Gather up every line from the entries below that uses the word "Version".
******************************
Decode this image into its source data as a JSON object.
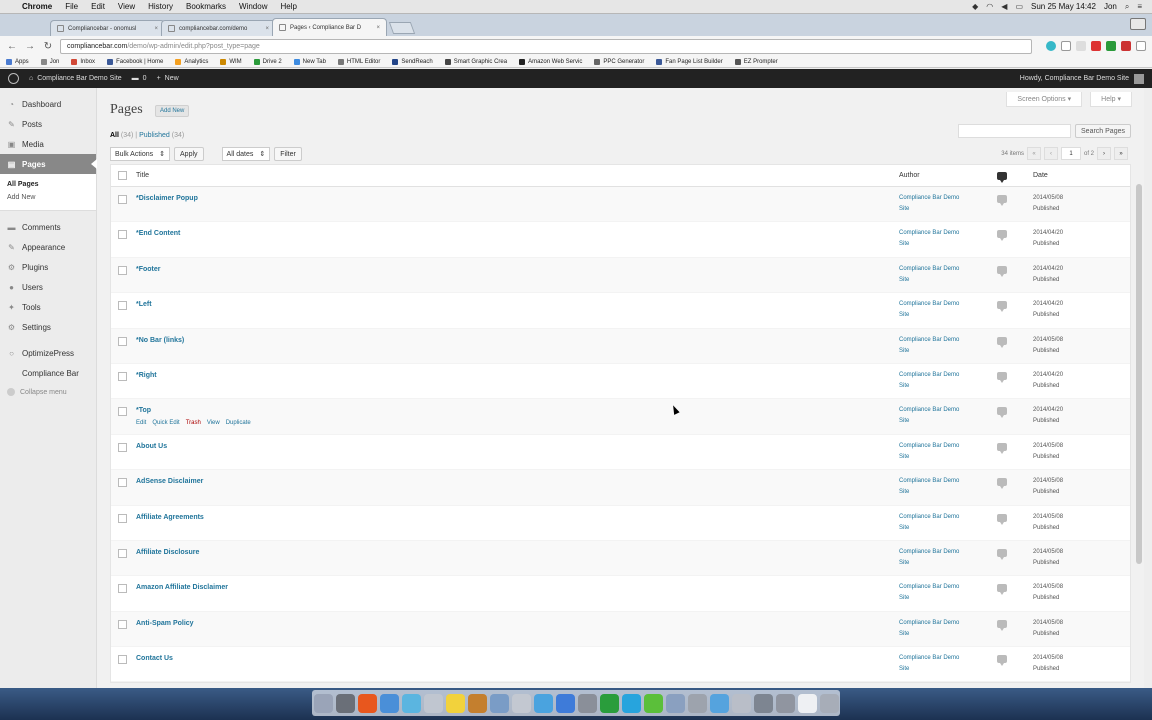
{
  "mac_menubar": {
    "app": "Chrome",
    "menus": [
      "File",
      "Edit",
      "View",
      "History",
      "Bookmarks",
      "Window",
      "Help"
    ],
    "clock": "Sun 25 May 14:42",
    "user": "Jon"
  },
  "browser": {
    "tabs": [
      {
        "title": "Compliancebar - onomusl",
        "active": false
      },
      {
        "title": "compliancebar.com/demo",
        "active": false
      },
      {
        "title": "Pages ‹ Compliance Bar D",
        "active": true
      }
    ],
    "url_host": "compliancebar.com",
    "url_path": "/demo/wp-admin/edit.php?post_type=page",
    "bookmarks": [
      {
        "label": "Apps",
        "color": "#4a7bd0"
      },
      {
        "label": "Jon",
        "color": "#888888"
      },
      {
        "label": "Inbox",
        "color": "#d14836"
      },
      {
        "label": "Facebook | Home",
        "color": "#3b5998"
      },
      {
        "label": "Analytics",
        "color": "#f4a020"
      },
      {
        "label": "WIM",
        "color": "#cc8800"
      },
      {
        "label": "Drive 2",
        "color": "#2a9a3a"
      },
      {
        "label": "New Tab",
        "color": "#3d8be0"
      },
      {
        "label": "HTML Editor",
        "color": "#777777"
      },
      {
        "label": "SendReach",
        "color": "#224488"
      },
      {
        "label": "Smart Graphic Crea",
        "color": "#444444"
      },
      {
        "label": "Amazon Web Servic",
        "color": "#222222"
      },
      {
        "label": "PPC Generator",
        "color": "#666666"
      },
      {
        "label": "Fan Page List Builder",
        "color": "#3b5998"
      },
      {
        "label": "EZ Prompter",
        "color": "#555555"
      }
    ]
  },
  "adminbar": {
    "site_name": "Compliance Bar Demo Site",
    "comments_count": "0",
    "new_label": "New",
    "howdy": "Howdy, Compliance Bar Demo Site"
  },
  "sidebar": {
    "items": [
      {
        "label": "Dashboard",
        "icon": "dashboard-icon",
        "glyph": "◔"
      },
      {
        "label": "Posts",
        "icon": "pin-icon",
        "glyph": "✎"
      },
      {
        "label": "Media",
        "icon": "media-icon",
        "glyph": "▣"
      },
      {
        "label": "Pages",
        "icon": "pages-icon",
        "glyph": "▤"
      }
    ],
    "submenu": [
      "All Pages",
      "Add New"
    ],
    "items2": [
      {
        "label": "Comments",
        "icon": "comments-icon",
        "glyph": "▬"
      },
      {
        "label": "Appearance",
        "icon": "appearance-icon",
        "glyph": "✎"
      },
      {
        "label": "Plugins",
        "icon": "plugins-icon",
        "glyph": "⚙"
      },
      {
        "label": "Users",
        "icon": "users-icon",
        "glyph": "●"
      },
      {
        "label": "Tools",
        "icon": "tools-icon",
        "glyph": "✦"
      },
      {
        "label": "Settings",
        "icon": "settings-icon",
        "glyph": "⚙"
      }
    ],
    "items3": [
      {
        "label": "OptimizePress",
        "icon": "optimizepress-icon",
        "glyph": "○"
      },
      {
        "label": "Compliance Bar",
        "icon": "compliance-icon",
        "glyph": ""
      }
    ],
    "collapse": "Collapse menu"
  },
  "main": {
    "title": "Pages",
    "add_new": "Add New",
    "screen_options": "Screen Options ▾",
    "help": "Help ▾",
    "filter_all": "All",
    "filter_all_count": "(34)",
    "filter_published": "Published",
    "filter_published_count": "(34)",
    "search_button": "Search Pages",
    "bulk_actions": "Bulk Actions",
    "apply": "Apply",
    "all_dates": "All dates",
    "filter": "Filter",
    "items_count": "34 items",
    "page_current": "1",
    "page_of": "of 2",
    "columns": {
      "title": "Title",
      "author": "Author",
      "date": "Date"
    },
    "row_actions": [
      "Edit",
      "Quick Edit",
      "Trash",
      "View",
      "Duplicate"
    ],
    "rows": [
      {
        "title": "*Disclaimer Popup",
        "author1": "Compliance Bar Demo",
        "author2": "Site",
        "date": "2014/05/08",
        "status": "Published"
      },
      {
        "title": "*End Content",
        "author1": "Compliance Bar Demo",
        "author2": "Site",
        "date": "2014/04/20",
        "status": "Published"
      },
      {
        "title": "*Footer",
        "author1": "Compliance Bar Demo",
        "author2": "Site",
        "date": "2014/04/20",
        "status": "Published"
      },
      {
        "title": "*Left",
        "author1": "Compliance Bar Demo",
        "author2": "Site",
        "date": "2014/04/20",
        "status": "Published"
      },
      {
        "title": "*No Bar (links)",
        "author1": "Compliance Bar Demo",
        "author2": "Site",
        "date": "2014/05/08",
        "status": "Published"
      },
      {
        "title": "*Right",
        "author1": "Compliance Bar Demo",
        "author2": "Site",
        "date": "2014/04/20",
        "status": "Published"
      },
      {
        "title": "*Top",
        "author1": "Compliance Bar Demo",
        "author2": "Site",
        "date": "2014/04/20",
        "status": "Published"
      },
      {
        "title": "About Us",
        "author1": "Compliance Bar Demo",
        "author2": "Site",
        "date": "2014/05/08",
        "status": "Published"
      },
      {
        "title": "AdSense Disclaimer",
        "author1": "Compliance Bar Demo",
        "author2": "Site",
        "date": "2014/05/08",
        "status": "Published"
      },
      {
        "title": "Affiliate Agreements",
        "author1": "Compliance Bar Demo",
        "author2": "Site",
        "date": "2014/05/08",
        "status": "Published"
      },
      {
        "title": "Affiliate Disclosure",
        "author1": "Compliance Bar Demo",
        "author2": "Site",
        "date": "2014/05/08",
        "status": "Published"
      },
      {
        "title": "Amazon Affiliate Disclaimer",
        "author1": "Compliance Bar Demo",
        "author2": "Site",
        "date": "2014/05/08",
        "status": "Published"
      },
      {
        "title": "Anti-Spam Policy",
        "author1": "Compliance Bar Demo",
        "author2": "Site",
        "date": "2014/05/08",
        "status": "Published"
      },
      {
        "title": "Contact Us",
        "author1": "Compliance Bar Demo",
        "author2": "Site",
        "date": "2014/05/08",
        "status": "Published"
      }
    ]
  },
  "dock_colors": [
    "#9aa4b8",
    "#6a6f78",
    "#e8571e",
    "#4a8fd8",
    "#5bb5e0",
    "#c0c6d0",
    "#f2d23c",
    "#c47f2e",
    "#7a9cc6",
    "#c3c8d1",
    "#4aa3df",
    "#3e7bd9",
    "#8a8f99",
    "#2a9d3c",
    "#27a4dd",
    "#5bbf3a",
    "#8aa0c0",
    "#9da3ad",
    "#55a3de",
    "#b9bec8",
    "#7d8591",
    "#9095a0",
    "#eef0f3",
    "#a7adb8"
  ]
}
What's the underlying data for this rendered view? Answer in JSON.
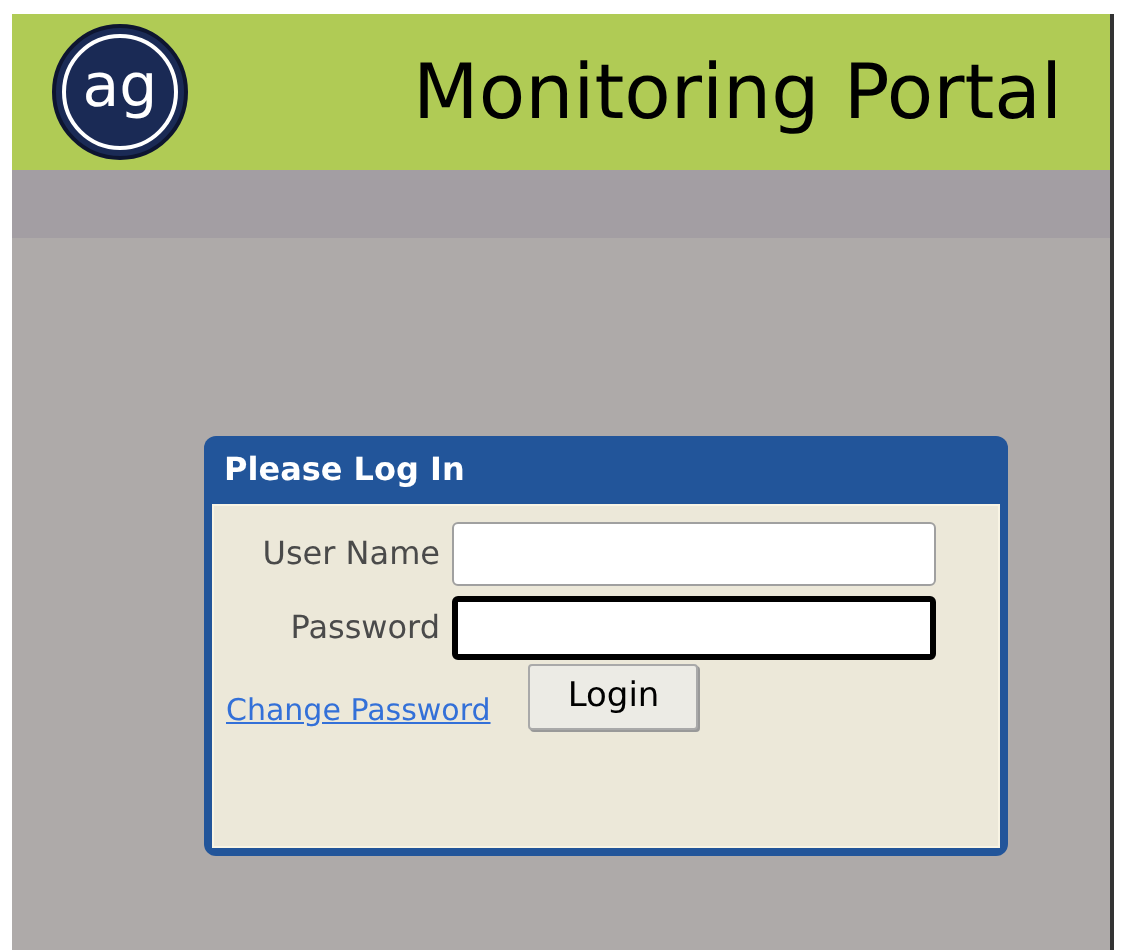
{
  "header": {
    "logo": "ag",
    "title": "Monitoring Portal"
  },
  "login": {
    "title": "Please Log In",
    "fields": [
      {
        "label": "User Name",
        "focused": false
      },
      {
        "label": "Password",
        "focused": true
      }
    ],
    "link": "Change Password",
    "button": "Login"
  }
}
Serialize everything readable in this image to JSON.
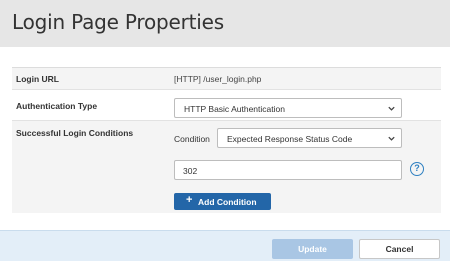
{
  "dialog": {
    "title": "Login Page Properties"
  },
  "fields": {
    "login_url": {
      "label": "Login URL",
      "value": "[HTTP] /user_login.php"
    },
    "auth_type": {
      "label": "Authentication Type",
      "selected": "HTTP Basic Authentication"
    },
    "success_conditions": {
      "label": "Successful Login Conditions",
      "condition_label": "Condition",
      "condition_selected": "Expected Response Status Code",
      "condition_value": "302",
      "help_glyph": "?",
      "add_glyph": "+",
      "add_button": "Add Condition"
    }
  },
  "footer": {
    "update_button": "Update",
    "cancel_button": "Cancel"
  },
  "colors": {
    "titlebar_bg": "#e6e6e6",
    "accent": "#2366a8",
    "update_disabled": "#a9c6e4",
    "footer_bg": "#e3eef8"
  }
}
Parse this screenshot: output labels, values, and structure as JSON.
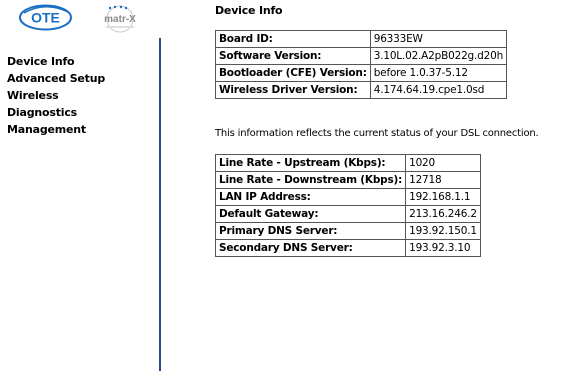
{
  "logos": {
    "brand": "OTE",
    "product": "matr-X"
  },
  "menu": [
    "Device Info",
    "Advanced Setup",
    "Wireless",
    "Diagnostics",
    "Management"
  ],
  "page": {
    "title": "Device Info",
    "note": "This information reflects the current status of your DSL connection."
  },
  "device_table": [
    {
      "label": "Board ID:",
      "value": "96333EW"
    },
    {
      "label": "Software Version:",
      "value": "3.10L.02.A2pB022g.d20h"
    },
    {
      "label": "Bootloader (CFE) Version:",
      "value": "before 1.0.37-5.12"
    },
    {
      "label": "Wireless Driver Version:",
      "value": "4.174.64.19.cpe1.0sd"
    }
  ],
  "status_table": [
    {
      "label": "Line Rate - Upstream (Kbps):",
      "value": "1020"
    },
    {
      "label": "Line Rate - Downstream (Kbps):",
      "value": "12718"
    },
    {
      "label": "LAN IP Address:",
      "value": "192.168.1.1"
    },
    {
      "label": "Default Gateway:",
      "value": "213.16.246.2"
    },
    {
      "label": "Primary DNS Server:",
      "value": "193.92.150.1"
    },
    {
      "label": "Secondary DNS Server:",
      "value": "193.92.3.10"
    }
  ],
  "colors": {
    "sidebar_border": "#1f4e8a",
    "ote_blue": "#1a6fc4",
    "matrx_gray": "#8a8a8a"
  }
}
******************************
■ Response for this exercise:
      "label": "Software Version:",
      "label": "Bootloader (CFE) Version:",
      "label": "Wireless Driver Version:",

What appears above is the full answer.